- Problem description -
Pick out all lines of the entries that include the word "주간환수율" and copy them.

- Records provided -
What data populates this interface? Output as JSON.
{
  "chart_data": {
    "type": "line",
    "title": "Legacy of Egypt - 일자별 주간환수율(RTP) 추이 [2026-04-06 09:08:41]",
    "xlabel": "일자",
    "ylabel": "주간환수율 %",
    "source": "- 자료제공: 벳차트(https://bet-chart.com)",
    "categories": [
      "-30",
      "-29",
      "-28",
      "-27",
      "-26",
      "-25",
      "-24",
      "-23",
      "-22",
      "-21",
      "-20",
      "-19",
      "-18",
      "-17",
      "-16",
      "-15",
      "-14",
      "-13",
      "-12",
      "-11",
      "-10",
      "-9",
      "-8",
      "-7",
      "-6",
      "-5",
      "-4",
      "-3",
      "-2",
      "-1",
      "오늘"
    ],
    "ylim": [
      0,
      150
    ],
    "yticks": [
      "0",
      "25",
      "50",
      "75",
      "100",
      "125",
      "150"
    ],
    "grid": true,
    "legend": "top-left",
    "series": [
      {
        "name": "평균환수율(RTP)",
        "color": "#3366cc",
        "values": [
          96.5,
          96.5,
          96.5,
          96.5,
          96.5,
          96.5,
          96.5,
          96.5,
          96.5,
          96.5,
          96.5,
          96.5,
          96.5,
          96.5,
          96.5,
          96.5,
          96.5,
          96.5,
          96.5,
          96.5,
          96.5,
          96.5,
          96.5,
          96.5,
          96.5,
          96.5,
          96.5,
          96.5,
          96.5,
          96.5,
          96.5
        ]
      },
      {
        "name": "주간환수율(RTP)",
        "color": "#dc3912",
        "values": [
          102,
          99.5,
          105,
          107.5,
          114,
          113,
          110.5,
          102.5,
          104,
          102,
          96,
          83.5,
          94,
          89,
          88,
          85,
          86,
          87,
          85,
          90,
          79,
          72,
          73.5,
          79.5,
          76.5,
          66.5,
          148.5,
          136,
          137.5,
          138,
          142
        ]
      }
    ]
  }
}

- Task response -
    "title": "Legacy of Egypt - 일자별 주간환수율(RTP) 추이 [2026-04-06 09:08:41]",
    "ylabel": "주간환수율 %",
        "name": "주간환수율(RTP)",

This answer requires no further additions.